TASK TO COMPLETE
Copy whichever lines contain the string "there".

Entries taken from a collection
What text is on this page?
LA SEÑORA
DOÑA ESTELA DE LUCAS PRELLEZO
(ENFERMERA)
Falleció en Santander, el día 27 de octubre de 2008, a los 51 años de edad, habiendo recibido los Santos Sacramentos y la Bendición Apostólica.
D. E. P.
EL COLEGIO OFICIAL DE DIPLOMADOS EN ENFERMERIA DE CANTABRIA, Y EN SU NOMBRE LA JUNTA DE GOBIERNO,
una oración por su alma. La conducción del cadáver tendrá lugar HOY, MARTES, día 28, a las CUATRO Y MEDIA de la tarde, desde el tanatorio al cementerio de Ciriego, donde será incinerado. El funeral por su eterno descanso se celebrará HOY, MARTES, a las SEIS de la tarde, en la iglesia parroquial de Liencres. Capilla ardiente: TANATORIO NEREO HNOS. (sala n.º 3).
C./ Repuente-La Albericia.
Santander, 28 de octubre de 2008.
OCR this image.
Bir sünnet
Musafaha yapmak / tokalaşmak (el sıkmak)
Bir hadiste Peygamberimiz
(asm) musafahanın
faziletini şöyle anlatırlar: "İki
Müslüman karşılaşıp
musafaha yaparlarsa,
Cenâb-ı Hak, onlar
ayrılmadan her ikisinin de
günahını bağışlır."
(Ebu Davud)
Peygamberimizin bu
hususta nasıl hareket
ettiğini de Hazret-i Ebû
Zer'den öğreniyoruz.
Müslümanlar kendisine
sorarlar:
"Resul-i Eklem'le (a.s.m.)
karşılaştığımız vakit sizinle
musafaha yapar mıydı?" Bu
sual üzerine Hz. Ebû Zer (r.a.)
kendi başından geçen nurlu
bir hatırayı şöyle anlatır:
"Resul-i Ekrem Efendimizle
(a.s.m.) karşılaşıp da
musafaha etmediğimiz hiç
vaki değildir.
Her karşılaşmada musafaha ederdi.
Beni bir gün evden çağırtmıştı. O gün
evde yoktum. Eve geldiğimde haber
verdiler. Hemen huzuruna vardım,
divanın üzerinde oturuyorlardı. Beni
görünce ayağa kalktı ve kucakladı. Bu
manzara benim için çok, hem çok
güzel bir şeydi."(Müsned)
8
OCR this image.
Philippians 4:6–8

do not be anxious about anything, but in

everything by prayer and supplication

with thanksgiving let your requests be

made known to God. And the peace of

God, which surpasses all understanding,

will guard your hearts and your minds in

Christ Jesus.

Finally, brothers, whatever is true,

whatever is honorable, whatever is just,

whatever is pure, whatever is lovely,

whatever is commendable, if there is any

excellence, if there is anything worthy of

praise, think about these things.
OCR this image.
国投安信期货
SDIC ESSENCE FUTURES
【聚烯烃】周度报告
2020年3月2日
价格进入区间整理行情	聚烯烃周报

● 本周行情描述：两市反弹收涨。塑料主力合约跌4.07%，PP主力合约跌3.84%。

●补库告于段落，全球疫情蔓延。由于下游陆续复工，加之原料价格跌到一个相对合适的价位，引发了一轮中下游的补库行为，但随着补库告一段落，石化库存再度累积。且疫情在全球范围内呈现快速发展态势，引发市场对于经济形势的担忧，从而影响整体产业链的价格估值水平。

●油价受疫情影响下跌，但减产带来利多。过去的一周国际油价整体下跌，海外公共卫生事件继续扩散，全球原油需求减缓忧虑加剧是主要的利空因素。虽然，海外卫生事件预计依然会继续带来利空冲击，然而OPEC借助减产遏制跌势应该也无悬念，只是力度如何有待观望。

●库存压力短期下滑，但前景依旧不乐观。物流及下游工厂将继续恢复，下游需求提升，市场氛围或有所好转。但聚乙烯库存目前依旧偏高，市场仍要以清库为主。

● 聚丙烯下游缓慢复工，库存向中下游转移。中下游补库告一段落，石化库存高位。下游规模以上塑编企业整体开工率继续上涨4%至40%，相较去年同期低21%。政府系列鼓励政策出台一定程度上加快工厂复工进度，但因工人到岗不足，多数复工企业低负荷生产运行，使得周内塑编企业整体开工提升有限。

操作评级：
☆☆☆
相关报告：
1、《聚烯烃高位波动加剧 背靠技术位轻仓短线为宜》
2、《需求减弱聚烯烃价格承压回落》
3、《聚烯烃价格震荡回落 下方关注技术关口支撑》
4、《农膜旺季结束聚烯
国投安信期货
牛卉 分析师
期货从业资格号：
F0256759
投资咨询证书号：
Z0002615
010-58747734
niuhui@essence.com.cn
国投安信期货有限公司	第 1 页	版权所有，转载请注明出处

ANSWER TO THE EXERCISE
whatever is commendable, if there is any
excellence, if there is anything worthy of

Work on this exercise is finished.